Problem details: Where the data below has the string "symmetric", return the whole line.

Figure contents as structured data
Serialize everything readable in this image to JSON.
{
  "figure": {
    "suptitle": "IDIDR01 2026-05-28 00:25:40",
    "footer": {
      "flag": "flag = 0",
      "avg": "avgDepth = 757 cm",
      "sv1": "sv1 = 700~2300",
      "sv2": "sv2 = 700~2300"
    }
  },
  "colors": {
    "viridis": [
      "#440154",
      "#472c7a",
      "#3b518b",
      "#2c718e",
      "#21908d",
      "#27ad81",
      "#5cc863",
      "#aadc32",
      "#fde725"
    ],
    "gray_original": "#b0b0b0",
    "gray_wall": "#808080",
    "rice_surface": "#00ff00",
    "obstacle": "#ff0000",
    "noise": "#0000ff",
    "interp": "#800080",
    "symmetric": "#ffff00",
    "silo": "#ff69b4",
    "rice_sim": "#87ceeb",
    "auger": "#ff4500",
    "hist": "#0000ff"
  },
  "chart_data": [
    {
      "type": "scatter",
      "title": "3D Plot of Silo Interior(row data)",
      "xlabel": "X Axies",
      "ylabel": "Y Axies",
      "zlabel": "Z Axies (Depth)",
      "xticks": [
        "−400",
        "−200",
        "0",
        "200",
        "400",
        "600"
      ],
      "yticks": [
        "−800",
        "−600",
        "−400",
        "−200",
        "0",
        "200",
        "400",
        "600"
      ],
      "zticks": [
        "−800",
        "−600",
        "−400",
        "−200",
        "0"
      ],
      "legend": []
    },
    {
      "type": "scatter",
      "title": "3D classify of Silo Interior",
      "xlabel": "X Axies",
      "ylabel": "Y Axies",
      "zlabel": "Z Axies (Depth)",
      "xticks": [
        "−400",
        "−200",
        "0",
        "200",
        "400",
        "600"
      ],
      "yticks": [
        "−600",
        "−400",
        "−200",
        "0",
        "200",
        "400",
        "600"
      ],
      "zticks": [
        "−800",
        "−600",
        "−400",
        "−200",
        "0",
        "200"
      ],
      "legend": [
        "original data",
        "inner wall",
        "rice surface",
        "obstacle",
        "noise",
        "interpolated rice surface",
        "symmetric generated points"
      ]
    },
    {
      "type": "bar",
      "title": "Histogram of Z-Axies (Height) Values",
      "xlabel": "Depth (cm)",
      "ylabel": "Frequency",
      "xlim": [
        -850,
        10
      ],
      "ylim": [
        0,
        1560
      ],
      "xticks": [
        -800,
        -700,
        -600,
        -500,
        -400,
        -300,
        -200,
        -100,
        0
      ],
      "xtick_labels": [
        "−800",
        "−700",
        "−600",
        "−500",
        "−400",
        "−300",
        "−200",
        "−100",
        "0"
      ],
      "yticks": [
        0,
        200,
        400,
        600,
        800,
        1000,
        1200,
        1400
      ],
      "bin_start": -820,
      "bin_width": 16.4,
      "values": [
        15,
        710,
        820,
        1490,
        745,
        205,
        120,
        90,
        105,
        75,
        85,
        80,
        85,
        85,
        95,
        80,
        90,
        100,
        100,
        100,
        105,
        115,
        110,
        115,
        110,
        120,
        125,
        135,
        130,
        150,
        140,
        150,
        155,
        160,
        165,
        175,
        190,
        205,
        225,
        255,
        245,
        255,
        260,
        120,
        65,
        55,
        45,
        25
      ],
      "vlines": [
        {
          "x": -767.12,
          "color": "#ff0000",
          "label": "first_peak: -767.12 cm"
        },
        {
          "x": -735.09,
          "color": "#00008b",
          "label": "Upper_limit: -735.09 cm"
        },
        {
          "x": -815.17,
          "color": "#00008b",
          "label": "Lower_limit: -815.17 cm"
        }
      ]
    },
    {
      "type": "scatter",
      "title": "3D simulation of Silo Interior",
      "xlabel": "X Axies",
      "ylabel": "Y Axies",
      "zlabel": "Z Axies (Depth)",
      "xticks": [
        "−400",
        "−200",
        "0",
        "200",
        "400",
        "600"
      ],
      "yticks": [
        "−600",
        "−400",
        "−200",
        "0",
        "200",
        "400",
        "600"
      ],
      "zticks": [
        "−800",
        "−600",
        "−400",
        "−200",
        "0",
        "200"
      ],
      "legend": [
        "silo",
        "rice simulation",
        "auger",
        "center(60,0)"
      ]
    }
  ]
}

Result:
    "symmetric": "#ffff00",
        "symmetric generated points"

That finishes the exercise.